**Cel A:**
Odpowiedz na podstawie fragmentu strony:
(i) W jakiej walucie zaciągnięto kredyt opisany w pierwszym wpisie?
(ii) Kto według pierwszego wpisu miał załatwiać kredyt?
(iii) Jaki rodzaj hipoteki według ostatniego wpisu nie wymaga wpisu do KW?

**Fragment strony:**
Eliash [ Generaďż˝ ]

Wziołęm kredyt we frankach szwajcarskich, najmniejsze oprocentowanie.

- Dodatkowe koszty: tu głównie kłania się notariusz i podatek od czynności cywilno-prawnej który u niego płacisz,
dodatkowych opłat jest DUŻO: prowizja banku za udzielenie kredytu (!), opłaty w sądzie za księgę wieczystą itp. itd.

Kredyt miał mi załatwiać Ekspander, olali mnie bo od promesy kredytowej nie biorą prowizji.

Kupując od "kogoś" pamiętaj:

- Zaządaj papieru że ten ktoś nie zalega z podatkami, bo przyjdzie do Ciebie komornik.
- To samo z opłatami za czynsz, wodę itd. będą Ciebie ściagali, bo obciązone jest mieszkanie
a im wisi kto w nim mieszka.

Najczęstszą sztuczką banku jest informacja o bajecznie niżskimoprocentowaniu, i niżej
małym druczkiem: w pierwszym roku :).

Kredyt w PKO BP - bez większych problemów


09.02.2004
11:32
[18]

gladius [ Óglaigh na hÉireann ]

Swidrygajłow - w spółdzielni możesz założyć KW ale wpisany będziesz jako uprawniony z własnościowego spółdzielczego prawa do lokalu, a właścicielem będzie spółdzielnia. Wystawią kwit, który dołączasz do wniosku. Z samym założeniem KW kłopotów merytorycznych raczej nie ma, trzeba sporządzić wniosek (teraz są formularze), opłacić, odstać w kolejce (w Wareszawie - dłuuugo, chyba że wejdziesz z togą:)) i czekać na założenie KW. Kiedyś czekało się około roku, teraz wprowadzili nowy system informatyczny, więc pewnie burdel jest większy niż był.

09.02.2004
11:33
[19]

gladius [ Óglaigh na hÉireann ]

To co pisze Eliash o podatkach jest ważne - lokal może być obciążony hipoteką ustawową, która UWAGA - nie wymaga wpisu do KW! Dlatego zaświadczenie z US jest takie istotne.

Wiersze ze zbioru:
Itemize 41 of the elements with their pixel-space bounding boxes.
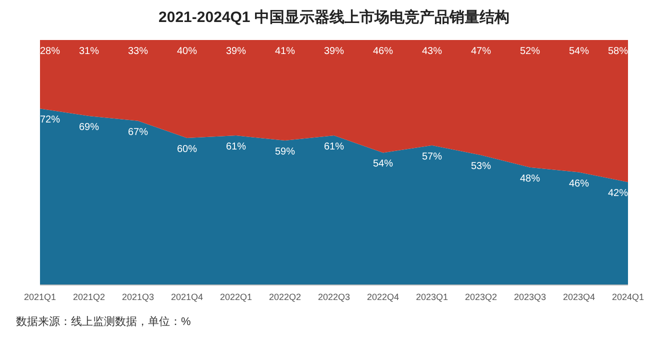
x-tick-label: 2023Q3: [514, 292, 546, 302]
data-label: 28%: [40, 46, 60, 57]
data-label: 69%: [78, 122, 100, 133]
data-label: 57%: [422, 151, 442, 162]
data-label: 31%: [78, 46, 100, 57]
source-note: 数据来源：线上监测数据，单位：%: [16, 315, 191, 328]
x-tick-label: 2022Q4: [366, 292, 400, 302]
data-label: 61%: [324, 142, 344, 153]
x-tick-label: 2024Q1: [612, 292, 644, 302]
data-label: 54%: [568, 46, 590, 57]
data-label: 46%: [568, 178, 590, 190]
data-label: 33%: [128, 46, 148, 57]
x-tick-label: 2023Q2: [464, 292, 498, 302]
x-tick-label: 2021Q2: [72, 292, 106, 302]
x-tick-label: 2022Q1: [220, 292, 252, 302]
data-label: 52%: [520, 46, 540, 57]
x-tick-label: 2021Q4: [170, 292, 204, 302]
data-label: 53%: [470, 161, 492, 172]
x-tick-label: 2023Q4: [562, 292, 596, 302]
data-label: 39%: [324, 46, 344, 57]
data-label: 46%: [372, 46, 394, 57]
x-tick-label: 2021Q1: [24, 292, 56, 302]
data-label: 59%: [274, 146, 296, 158]
data-label: 61%: [226, 142, 246, 153]
data-label: 67%: [128, 126, 148, 138]
x-tick-label: 2022Q3: [318, 292, 350, 302]
data-label: 41%: [274, 46, 296, 57]
chart-title: 2021-2024Q1 中国显示器线上市场电竞产品销量结构: [158, 8, 510, 26]
data-label: 60%: [176, 144, 198, 155]
x-tick-label: 2022Q2: [268, 292, 302, 302]
data-label: 39%: [226, 46, 246, 57]
data-label: 40%: [176, 46, 198, 57]
data-label: 42%: [608, 188, 628, 200]
x-tick-label: 2021Q3: [122, 292, 154, 302]
data-label: 58%: [608, 46, 628, 57]
data-label: 48%: [520, 173, 540, 184]
data-label: 43%: [422, 46, 442, 57]
x-tick-label: 2023Q1: [416, 292, 448, 302]
data-label: 54%: [372, 158, 394, 170]
data-label: 72%: [40, 114, 60, 126]
data-label: 47%: [470, 46, 492, 57]
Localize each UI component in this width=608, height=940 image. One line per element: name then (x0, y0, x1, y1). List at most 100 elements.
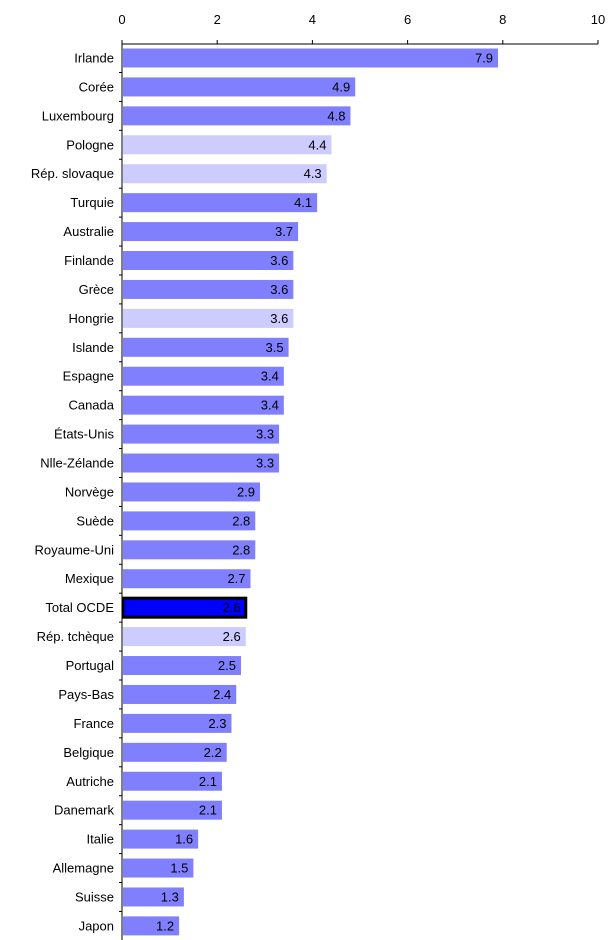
value-label: 1.2 (156, 918, 174, 933)
category-label: Espagne (63, 369, 114, 384)
bar-pays-bas (123, 684, 237, 704)
value-label: 3.5 (266, 340, 284, 355)
category-label: États-Unis (54, 427, 114, 442)
x-tick-label: 2 (214, 12, 221, 27)
category-label: Nlle-Zélande (40, 456, 114, 471)
value-label: 7.9 (475, 51, 493, 66)
category-label: Rép. tchèque (37, 629, 114, 644)
value-label: 3.7 (275, 224, 293, 239)
value-label: 3.6 (270, 311, 288, 326)
value-label: 2.1 (199, 774, 217, 789)
value-label: 4.9 (332, 79, 350, 94)
category-labels: Irlande Corée Luxembourg Pologne Rép. slovaq… (31, 51, 115, 934)
category-label: Pologne (66, 137, 114, 152)
category-label: Autriche (66, 774, 114, 789)
category-label: Allemagne (53, 861, 114, 876)
x-tick-label: 4 (309, 12, 316, 27)
category-label: Grèce (79, 282, 114, 297)
value-label: 3.6 (270, 253, 288, 268)
category-label: France (74, 716, 114, 731)
value-label: 4.1 (294, 195, 312, 210)
value-label: 3.3 (256, 456, 274, 471)
category-label: Islande (72, 340, 114, 355)
bar-su-de (123, 511, 256, 531)
bar-mexique (123, 569, 251, 589)
bar-australie (123, 222, 299, 242)
category-label: Total OCDE (45, 600, 114, 615)
bar-autriche (123, 771, 222, 791)
category-label: Hongrie (68, 311, 114, 326)
value-label: 2.5 (218, 658, 236, 673)
category-label: Finlande (64, 253, 114, 268)
value-label: 2.6 (223, 600, 241, 615)
value-label: 3.6 (270, 282, 288, 297)
category-label: Italie (87, 832, 114, 847)
bars (121, 48, 499, 936)
value-label: 2.9 (237, 484, 255, 499)
bar-danemark (123, 800, 222, 820)
category-label: Japon (79, 918, 114, 933)
bar-espagne (123, 366, 284, 386)
x-axis: 0 2 4 6 8 10 (118, 12, 605, 940)
x-tick-label: 10 (591, 12, 605, 27)
bar-gr-ce (123, 279, 294, 299)
category-label: Danemark (54, 803, 114, 818)
x-tick-label: 6 (404, 12, 411, 27)
bar-pologne (123, 135, 332, 155)
value-label: 1.6 (175, 832, 193, 847)
value-label: 2.3 (208, 716, 226, 731)
bar-nlle-z-lande (123, 453, 280, 473)
value-label: 3.4 (261, 398, 279, 413)
category-label: Canada (68, 398, 114, 413)
category-label: Royaume-Uni (35, 542, 115, 557)
value-label: 2.8 (232, 542, 250, 557)
bar-luxembourg (123, 106, 351, 126)
value-label: 3.3 (256, 427, 274, 442)
bar-finlande (123, 251, 294, 271)
value-label: 2.2 (204, 745, 222, 760)
category-label: Turquie (70, 195, 114, 210)
bar-portugal (123, 656, 241, 676)
bar-total-ocde (121, 596, 248, 619)
value-label: 1.3 (161, 889, 179, 904)
category-label: Portugal (66, 658, 115, 673)
bar-japon (123, 916, 180, 936)
value-label: 2.4 (213, 687, 231, 702)
bar-allemagne (123, 858, 194, 878)
category-label: Norvège (65, 484, 114, 499)
value-labels: 7.9 4.9 4.84.4 4.3 4.13.7 3.6 3.6 3.6 3.5 3.4 3.4 3… (156, 51, 493, 934)
bar-norv-ge (123, 482, 261, 502)
category-label: Suède (76, 513, 114, 528)
bar-france (123, 713, 232, 733)
bar-r-p-slovaque (123, 164, 327, 184)
value-label: 2.1 (199, 803, 217, 818)
bar-r-p-tch-que (123, 627, 246, 647)
value-label: 3.4 (261, 369, 279, 384)
value-label: 4.3 (304, 166, 322, 181)
bar-irlande (123, 48, 499, 68)
category-label: Rép. slovaque (31, 166, 114, 181)
bar-royaume-uni (123, 540, 256, 560)
value-label: 1.5 (170, 861, 188, 876)
category-label: Belgique (63, 745, 114, 760)
bar-turquie (123, 193, 318, 213)
category-label: Mexique (65, 571, 114, 586)
category-label: Pays-Bas (58, 687, 114, 702)
value-label: 2.7 (227, 571, 245, 586)
x-tick-label: 8 (499, 12, 506, 27)
bar--tats-unis (123, 424, 280, 444)
category-label: Corée (79, 79, 114, 94)
category-label: Luxembourg (42, 108, 114, 123)
x-tick-label: 0 (118, 12, 125, 27)
bar-suisse (123, 887, 184, 907)
bar-canada (123, 395, 284, 415)
value-label: 2.8 (232, 513, 250, 528)
bar-hongrie (123, 308, 294, 328)
bar-belgique (123, 742, 227, 762)
bar-cor-e (123, 77, 356, 97)
bar-italie (123, 829, 199, 849)
bar-islande (123, 337, 289, 357)
category-label: Irlande (74, 51, 114, 66)
value-label: 4.4 (308, 137, 326, 152)
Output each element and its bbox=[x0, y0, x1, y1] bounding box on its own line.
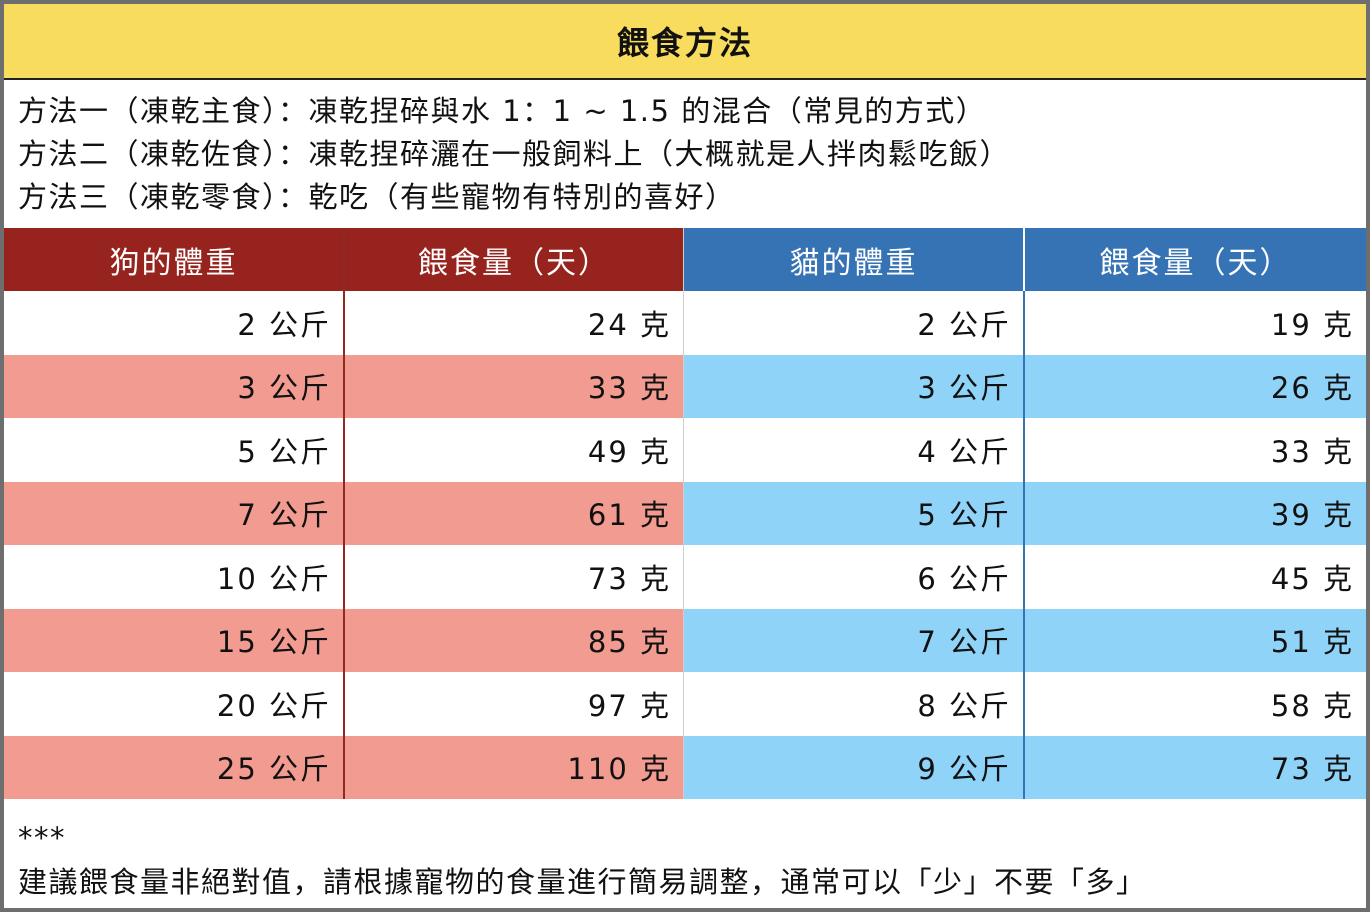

**Cel B:** Przepisz słowo w słowo wiersze zbioru, od wiersza zawierającego "x-tick-label: 2023Q3: [514, 292, 546, 302]" aż do wiersza zawierającego "data-label: 33%: [128, 46, 148, 57]", łącznie z tymi dwoma.

**Poprawna odpowiedź A:**
(i) We frankach szwajcarskich.
(ii) Ekspander.
(iii) Hipoteka ustawowa.

**Poprawna odpowiedź B:**
x-tick-label: 2023Q3: [514, 292, 546, 302]
data-label: 28%: [40, 46, 60, 57]
data-label: 69%: [78, 122, 100, 133]
data-label: 57%: [422, 151, 442, 162]
data-label: 31%: [78, 46, 100, 57]
source-note: 数据来源：线上监测数据，单位：%: [16, 315, 191, 328]
x-tick-label: 2022Q4: [366, 292, 400, 302]
data-label: 61%: [324, 142, 344, 153]
x-tick-label: 2024Q1: [612, 292, 644, 302]
data-label: 54%: [568, 46, 590, 57]
data-label: 46%: [568, 178, 590, 190]
data-label: 33%: [128, 46, 148, 57]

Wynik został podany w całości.